● **Task goal**
Isolate every line in the data with the string "kuiva" and copy it.

● **Records for processing**

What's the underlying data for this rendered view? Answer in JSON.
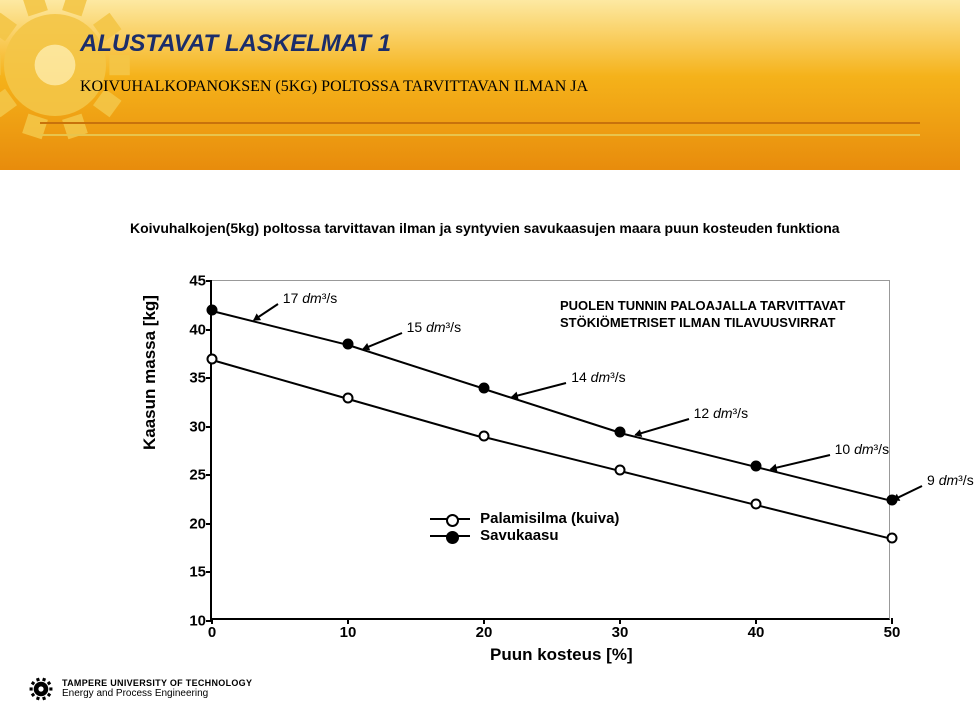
{
  "header": {
    "title": "ALUSTAVAT LASKELMAT 1",
    "title_color": "#1b2d6b",
    "title_fontsize": 24,
    "subtitle": "KOIVUHALKOPANOKSEN (5KG) POLTOSSA TARVITTAVAN ILMAN JA",
    "subtitle_fontsize": 16,
    "banner_top_color": "#fde9a2",
    "banner_bottom_color": "#e88c0c",
    "gear_color": "#f4c647"
  },
  "chart": {
    "type": "line",
    "title": "Koivuhalkojen(5kg) poltossa tarvittavan ilman ja syntyvien savukaasujen maara puun kosteuden funktiona",
    "title_fontsize": 14,
    "xlabel": "Puun kosteus [%]",
    "ylabel": "Kaasun massa [kg]",
    "label_fontsize": 17,
    "xlim": [
      0,
      50
    ],
    "ylim": [
      10,
      45
    ],
    "xtick_step": 10,
    "ytick_step": 5,
    "background_color": "#ffffff",
    "series": [
      {
        "name": "Savukaasu",
        "marker": "filled",
        "x": [
          0,
          10,
          20,
          30,
          40,
          50
        ],
        "y": [
          42,
          38.5,
          34,
          29.5,
          26,
          22.5
        ]
      },
      {
        "name": "Palamisilma (kuiva)",
        "marker": "open",
        "x": [
          0,
          10,
          20,
          30,
          40,
          50
        ],
        "y": [
          37,
          33,
          29,
          25.5,
          22,
          18.5
        ]
      }
    ],
    "annotations": [
      {
        "text": "17 dm³/s",
        "at_x": 3,
        "at_series": 0
      },
      {
        "text": "15 dm³/s",
        "at_x": 11,
        "at_series": 0
      },
      {
        "text": "14 dm³/s",
        "at_x": 22,
        "at_series": 0
      },
      {
        "text": "12 dm³/s",
        "at_x": 31,
        "at_series": 0
      },
      {
        "text": "10 dm³/s",
        "at_x": 41,
        "at_series": 0
      },
      {
        "text": "9 dm³/s",
        "at_x": 50,
        "at_series": 0
      }
    ],
    "note": {
      "line1": "PUOLEN TUNNIN PALOAJALLA TARVITTAVAT",
      "line2": "STÖKIÖMETRISET ILMAN TILAVUUSVIRRAT"
    },
    "legend": {
      "items": [
        {
          "label": "Palamisilma (kuiva)",
          "marker": "open"
        },
        {
          "label": "Savukaasu",
          "marker": "filled"
        }
      ]
    }
  },
  "footer": {
    "university": "TAMPERE UNIVERSITY OF TECHNOLOGY",
    "department": "Energy and Process Engineering"
  }
}
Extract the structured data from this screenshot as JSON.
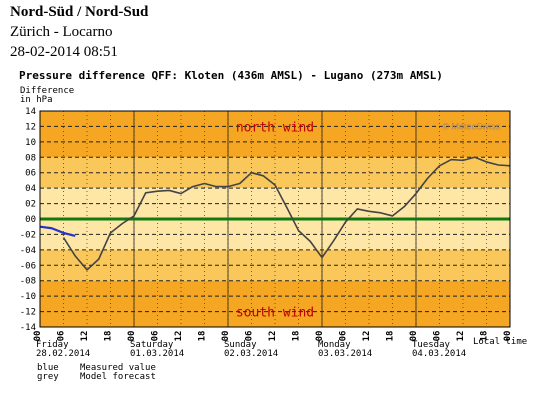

● **Written solution**
        "name": "Palamisilma (kuiva)",
          "label": "Palamisilma (kuiva)",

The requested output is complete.